__What is asked__
Write out the entire listing below exactly as it appears, minus any pictures.

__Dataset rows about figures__
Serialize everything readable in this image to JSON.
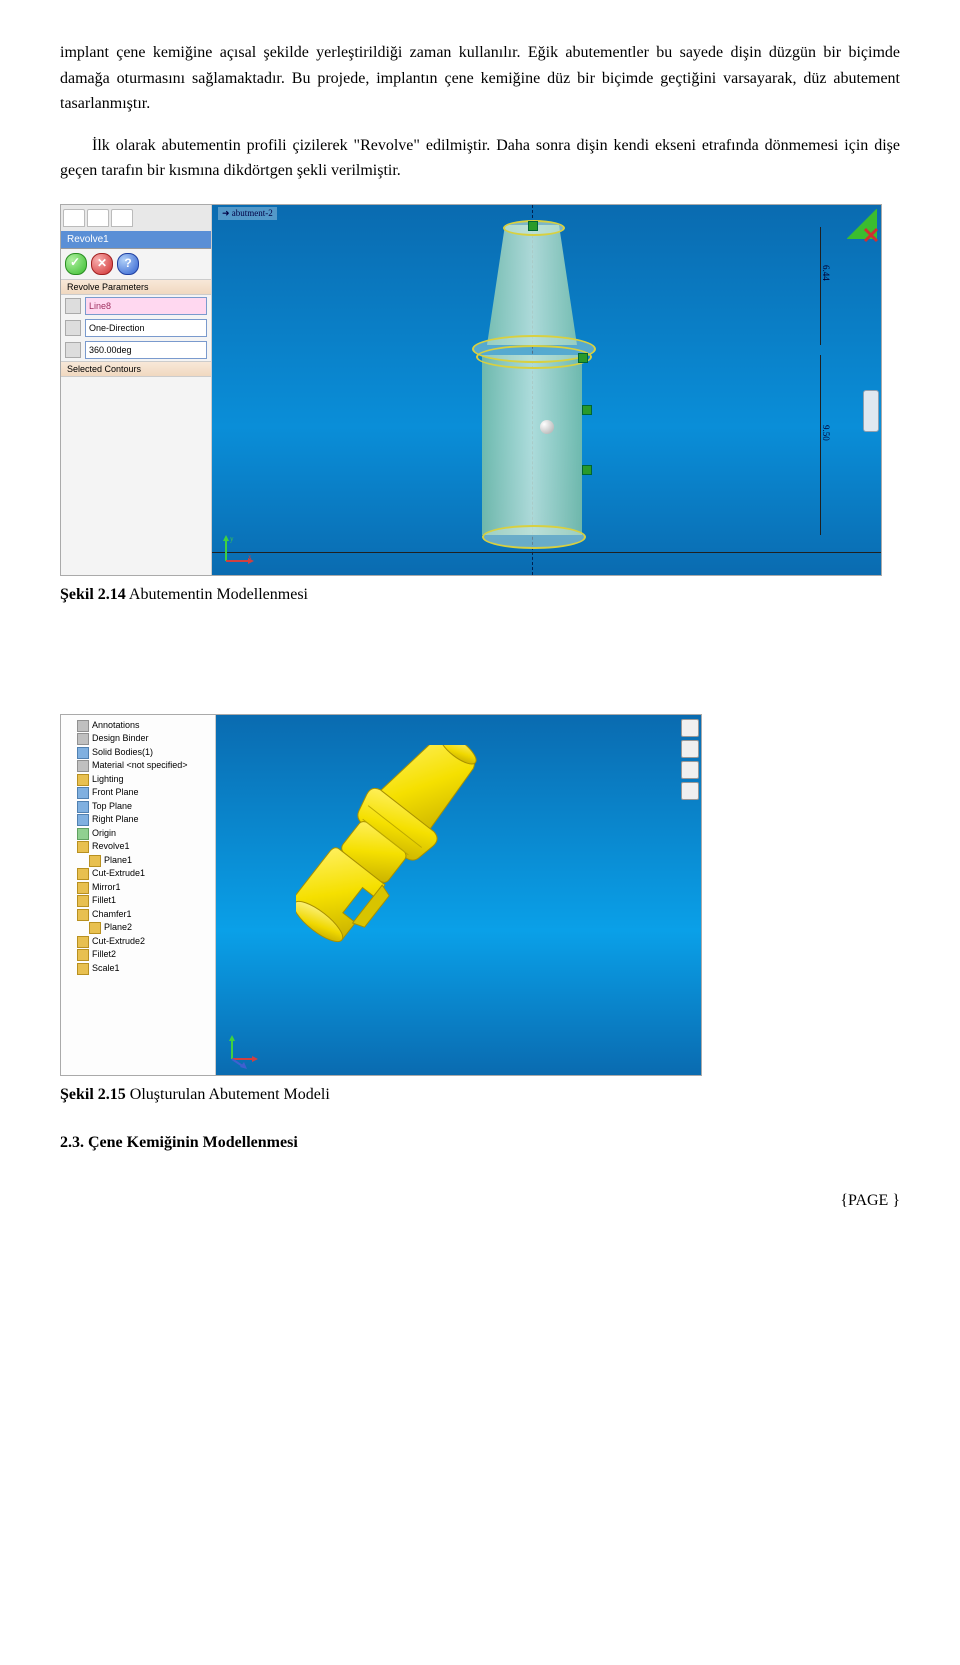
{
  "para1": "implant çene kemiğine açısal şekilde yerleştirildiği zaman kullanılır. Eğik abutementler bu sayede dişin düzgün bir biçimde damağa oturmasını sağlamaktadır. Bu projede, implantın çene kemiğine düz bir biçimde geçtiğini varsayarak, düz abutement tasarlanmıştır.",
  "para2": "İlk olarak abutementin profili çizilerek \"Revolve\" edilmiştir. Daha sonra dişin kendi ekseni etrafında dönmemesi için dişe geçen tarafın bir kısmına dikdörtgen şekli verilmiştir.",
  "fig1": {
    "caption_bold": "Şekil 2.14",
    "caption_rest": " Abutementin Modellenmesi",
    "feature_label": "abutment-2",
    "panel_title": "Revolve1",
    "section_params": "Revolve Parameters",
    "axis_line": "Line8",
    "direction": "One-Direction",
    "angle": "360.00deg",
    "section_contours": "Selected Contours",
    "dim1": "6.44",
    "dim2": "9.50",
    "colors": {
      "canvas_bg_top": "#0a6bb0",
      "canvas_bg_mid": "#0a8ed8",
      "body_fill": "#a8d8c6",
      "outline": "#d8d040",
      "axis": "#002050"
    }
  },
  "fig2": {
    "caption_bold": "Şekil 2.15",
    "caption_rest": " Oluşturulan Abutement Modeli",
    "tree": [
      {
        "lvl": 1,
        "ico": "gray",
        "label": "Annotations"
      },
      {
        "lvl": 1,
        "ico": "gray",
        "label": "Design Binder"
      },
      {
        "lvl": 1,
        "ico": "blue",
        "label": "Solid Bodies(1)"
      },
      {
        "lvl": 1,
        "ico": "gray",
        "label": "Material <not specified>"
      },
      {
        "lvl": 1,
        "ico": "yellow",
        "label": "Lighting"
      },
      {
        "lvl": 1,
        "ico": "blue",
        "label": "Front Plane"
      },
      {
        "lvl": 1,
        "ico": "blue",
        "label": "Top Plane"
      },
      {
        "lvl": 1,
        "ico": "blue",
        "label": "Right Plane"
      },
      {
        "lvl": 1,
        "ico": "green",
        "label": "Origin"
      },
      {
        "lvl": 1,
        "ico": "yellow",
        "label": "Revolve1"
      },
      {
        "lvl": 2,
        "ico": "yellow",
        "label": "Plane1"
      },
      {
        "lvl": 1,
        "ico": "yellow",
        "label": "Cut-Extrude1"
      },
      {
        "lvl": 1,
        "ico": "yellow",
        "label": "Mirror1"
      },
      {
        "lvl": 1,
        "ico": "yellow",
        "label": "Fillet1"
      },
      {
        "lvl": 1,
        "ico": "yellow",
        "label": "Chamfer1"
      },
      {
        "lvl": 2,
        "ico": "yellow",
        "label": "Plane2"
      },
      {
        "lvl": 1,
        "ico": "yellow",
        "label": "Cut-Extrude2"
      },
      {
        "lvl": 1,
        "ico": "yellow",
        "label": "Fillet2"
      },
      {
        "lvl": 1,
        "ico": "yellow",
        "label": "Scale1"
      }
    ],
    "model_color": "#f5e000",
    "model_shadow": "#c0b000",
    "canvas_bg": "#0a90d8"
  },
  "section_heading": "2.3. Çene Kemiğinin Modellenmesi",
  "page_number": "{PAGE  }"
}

__Task result__
Serialize everything readable in this image to JSON.
{
  "para1": "implant çene kemiğine açısal şekilde yerleştirildiği zaman kullanılır. Eğik abutementler bu sayede dişin düzgün bir biçimde damağa oturmasını sağlamaktadır. Bu projede, implantın çene kemiğine düz bir biçimde geçtiğini varsayarak, düz abutement tasarlanmıştır.",
  "para2": "İlk olarak abutementin profili çizilerek \"Revolve\" edilmiştir. Daha sonra dişin kendi ekseni etrafında dönmemesi için dişe geçen tarafın bir kısmına dikdörtgen şekli verilmiştir.",
  "fig1": {
    "caption_bold": "Şekil 2.14",
    "caption_rest": " Abutementin Modellenmesi",
    "feature_label": "abutment-2",
    "panel_title": "Revolve1",
    "section_params": "Revolve Parameters",
    "axis_line": "Line8",
    "direction": "One-Direction",
    "angle": "360.00deg",
    "section_contours": "Selected Contours",
    "dim1": "6.44",
    "dim2": "9.50",
    "colors": {
      "canvas_bg_top": "#0a6bb0",
      "canvas_bg_mid": "#0a8ed8",
      "body_fill": "#a8d8c6",
      "outline": "#d8d040",
      "axis": "#002050"
    }
  },
  "fig2": {
    "caption_bold": "Şekil 2.15",
    "caption_rest": " Oluşturulan Abutement Modeli",
    "tree": [
      {
        "lvl": 1,
        "ico": "gray",
        "label": "Annotations"
      },
      {
        "lvl": 1,
        "ico": "gray",
        "label": "Design Binder"
      },
      {
        "lvl": 1,
        "ico": "blue",
        "label": "Solid Bodies(1)"
      },
      {
        "lvl": 1,
        "ico": "gray",
        "label": "Material <not specified>"
      },
      {
        "lvl": 1,
        "ico": "yellow",
        "label": "Lighting"
      },
      {
        "lvl": 1,
        "ico": "blue",
        "label": "Front Plane"
      },
      {
        "lvl": 1,
        "ico": "blue",
        "label": "Top Plane"
      },
      {
        "lvl": 1,
        "ico": "blue",
        "label": "Right Plane"
      },
      {
        "lvl": 1,
        "ico": "green",
        "label": "Origin"
      },
      {
        "lvl": 1,
        "ico": "yellow",
        "label": "Revolve1"
      },
      {
        "lvl": 2,
        "ico": "yellow",
        "label": "Plane1"
      },
      {
        "lvl": 1,
        "ico": "yellow",
        "label": "Cut-Extrude1"
      },
      {
        "lvl": 1,
        "ico": "yellow",
        "label": "Mirror1"
      },
      {
        "lvl": 1,
        "ico": "yellow",
        "label": "Fillet1"
      },
      {
        "lvl": 1,
        "ico": "yellow",
        "label": "Chamfer1"
      },
      {
        "lvl": 2,
        "ico": "yellow",
        "label": "Plane2"
      },
      {
        "lvl": 1,
        "ico": "yellow",
        "label": "Cut-Extrude2"
      },
      {
        "lvl": 1,
        "ico": "yellow",
        "label": "Fillet2"
      },
      {
        "lvl": 1,
        "ico": "yellow",
        "label": "Scale1"
      }
    ],
    "model_color": "#f5e000",
    "model_shadow": "#c0b000",
    "canvas_bg": "#0a90d8"
  },
  "section_heading": "2.3. Çene Kemiğinin Modellenmesi",
  "page_number": "{PAGE  }"
}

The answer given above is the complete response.